● **Given request**: For the data below, work out how many lines contain the word "root" and supply only that number.

───── Listed entries ─────

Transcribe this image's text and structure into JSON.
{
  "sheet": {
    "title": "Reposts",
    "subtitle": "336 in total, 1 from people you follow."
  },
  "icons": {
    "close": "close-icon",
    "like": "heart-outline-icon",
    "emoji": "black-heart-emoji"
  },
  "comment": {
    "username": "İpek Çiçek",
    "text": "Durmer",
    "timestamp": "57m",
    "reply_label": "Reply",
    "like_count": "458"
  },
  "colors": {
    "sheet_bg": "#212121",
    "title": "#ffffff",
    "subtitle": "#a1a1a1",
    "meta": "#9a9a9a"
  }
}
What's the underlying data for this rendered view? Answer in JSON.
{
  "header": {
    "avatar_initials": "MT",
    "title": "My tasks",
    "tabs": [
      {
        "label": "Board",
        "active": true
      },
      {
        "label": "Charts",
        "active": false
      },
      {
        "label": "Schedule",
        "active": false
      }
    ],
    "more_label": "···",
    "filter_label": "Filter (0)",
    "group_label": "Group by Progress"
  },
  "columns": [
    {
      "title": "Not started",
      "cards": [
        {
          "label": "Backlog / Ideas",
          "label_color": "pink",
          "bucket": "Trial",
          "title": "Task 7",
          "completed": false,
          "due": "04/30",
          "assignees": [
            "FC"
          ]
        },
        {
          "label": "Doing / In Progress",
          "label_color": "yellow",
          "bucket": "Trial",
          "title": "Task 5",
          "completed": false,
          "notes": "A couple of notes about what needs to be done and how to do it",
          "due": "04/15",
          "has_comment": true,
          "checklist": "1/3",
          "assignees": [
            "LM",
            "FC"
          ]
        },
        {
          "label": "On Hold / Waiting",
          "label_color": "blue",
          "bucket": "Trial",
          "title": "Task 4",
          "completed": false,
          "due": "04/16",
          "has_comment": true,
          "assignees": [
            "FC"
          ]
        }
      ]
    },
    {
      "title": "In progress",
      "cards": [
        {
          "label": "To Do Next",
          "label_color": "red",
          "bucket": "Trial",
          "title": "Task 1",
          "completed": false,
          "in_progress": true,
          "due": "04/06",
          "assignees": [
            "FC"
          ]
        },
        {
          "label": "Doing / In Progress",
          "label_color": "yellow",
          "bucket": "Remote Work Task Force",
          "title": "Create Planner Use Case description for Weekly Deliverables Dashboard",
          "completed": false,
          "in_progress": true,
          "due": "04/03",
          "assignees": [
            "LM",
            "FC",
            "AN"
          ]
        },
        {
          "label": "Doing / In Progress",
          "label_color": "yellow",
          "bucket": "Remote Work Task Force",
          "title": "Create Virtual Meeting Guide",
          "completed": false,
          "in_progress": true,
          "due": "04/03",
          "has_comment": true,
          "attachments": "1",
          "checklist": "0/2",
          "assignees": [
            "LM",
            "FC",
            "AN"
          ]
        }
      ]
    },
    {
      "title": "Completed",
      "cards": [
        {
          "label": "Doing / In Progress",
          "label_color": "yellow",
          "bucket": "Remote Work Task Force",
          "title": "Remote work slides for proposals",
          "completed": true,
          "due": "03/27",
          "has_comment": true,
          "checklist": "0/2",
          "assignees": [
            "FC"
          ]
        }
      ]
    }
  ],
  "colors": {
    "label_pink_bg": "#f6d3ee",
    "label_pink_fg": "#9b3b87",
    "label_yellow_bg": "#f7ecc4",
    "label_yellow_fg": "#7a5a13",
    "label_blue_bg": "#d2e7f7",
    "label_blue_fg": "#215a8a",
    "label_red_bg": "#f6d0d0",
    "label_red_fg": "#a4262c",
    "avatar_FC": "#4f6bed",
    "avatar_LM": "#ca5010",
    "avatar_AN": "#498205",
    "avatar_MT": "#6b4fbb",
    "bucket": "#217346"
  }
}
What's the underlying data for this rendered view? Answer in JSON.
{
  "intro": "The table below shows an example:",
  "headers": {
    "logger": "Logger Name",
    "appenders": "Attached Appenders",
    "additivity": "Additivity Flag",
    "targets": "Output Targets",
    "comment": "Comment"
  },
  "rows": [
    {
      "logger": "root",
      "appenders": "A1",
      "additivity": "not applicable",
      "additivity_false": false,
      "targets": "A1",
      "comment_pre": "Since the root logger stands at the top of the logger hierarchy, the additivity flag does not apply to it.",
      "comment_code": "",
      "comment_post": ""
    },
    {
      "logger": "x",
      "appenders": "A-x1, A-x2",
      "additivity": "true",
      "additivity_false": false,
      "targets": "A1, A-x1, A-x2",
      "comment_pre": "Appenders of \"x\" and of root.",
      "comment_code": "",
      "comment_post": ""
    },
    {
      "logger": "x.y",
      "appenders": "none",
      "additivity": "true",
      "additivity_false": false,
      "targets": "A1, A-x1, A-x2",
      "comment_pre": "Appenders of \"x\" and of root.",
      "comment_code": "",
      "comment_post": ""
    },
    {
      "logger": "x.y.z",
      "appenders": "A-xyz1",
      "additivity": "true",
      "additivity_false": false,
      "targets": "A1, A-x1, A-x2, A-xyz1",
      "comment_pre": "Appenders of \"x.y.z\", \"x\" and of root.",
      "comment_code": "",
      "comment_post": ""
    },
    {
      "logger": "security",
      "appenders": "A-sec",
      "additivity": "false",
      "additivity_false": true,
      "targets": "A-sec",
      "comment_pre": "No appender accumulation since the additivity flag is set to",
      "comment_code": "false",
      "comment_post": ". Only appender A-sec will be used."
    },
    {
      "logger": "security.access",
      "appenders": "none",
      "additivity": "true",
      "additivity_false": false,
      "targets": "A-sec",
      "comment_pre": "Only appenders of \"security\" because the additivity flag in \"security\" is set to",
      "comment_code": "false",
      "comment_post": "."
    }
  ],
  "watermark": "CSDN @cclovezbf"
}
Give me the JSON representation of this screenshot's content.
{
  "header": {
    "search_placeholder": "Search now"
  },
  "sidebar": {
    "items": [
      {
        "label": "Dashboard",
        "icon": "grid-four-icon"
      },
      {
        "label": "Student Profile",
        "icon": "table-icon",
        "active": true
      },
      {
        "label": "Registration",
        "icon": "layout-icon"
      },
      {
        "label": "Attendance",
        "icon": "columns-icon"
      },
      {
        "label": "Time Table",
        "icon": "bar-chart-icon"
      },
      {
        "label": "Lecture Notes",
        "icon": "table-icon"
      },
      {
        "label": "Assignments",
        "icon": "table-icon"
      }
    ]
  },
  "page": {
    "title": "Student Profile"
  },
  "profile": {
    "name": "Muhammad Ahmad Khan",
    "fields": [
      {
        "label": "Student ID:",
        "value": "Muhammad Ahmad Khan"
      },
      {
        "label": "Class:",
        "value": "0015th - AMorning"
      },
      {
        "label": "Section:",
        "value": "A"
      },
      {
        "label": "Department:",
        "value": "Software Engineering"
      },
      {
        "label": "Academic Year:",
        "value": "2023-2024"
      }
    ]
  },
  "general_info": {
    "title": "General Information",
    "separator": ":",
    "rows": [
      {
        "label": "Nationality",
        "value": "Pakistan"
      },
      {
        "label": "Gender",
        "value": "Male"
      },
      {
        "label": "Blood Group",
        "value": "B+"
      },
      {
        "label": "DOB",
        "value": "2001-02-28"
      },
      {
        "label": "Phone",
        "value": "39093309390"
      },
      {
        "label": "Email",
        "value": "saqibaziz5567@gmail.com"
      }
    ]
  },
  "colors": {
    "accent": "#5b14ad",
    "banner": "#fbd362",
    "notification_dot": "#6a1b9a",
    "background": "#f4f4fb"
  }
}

─────

● **Reply to the task**: 5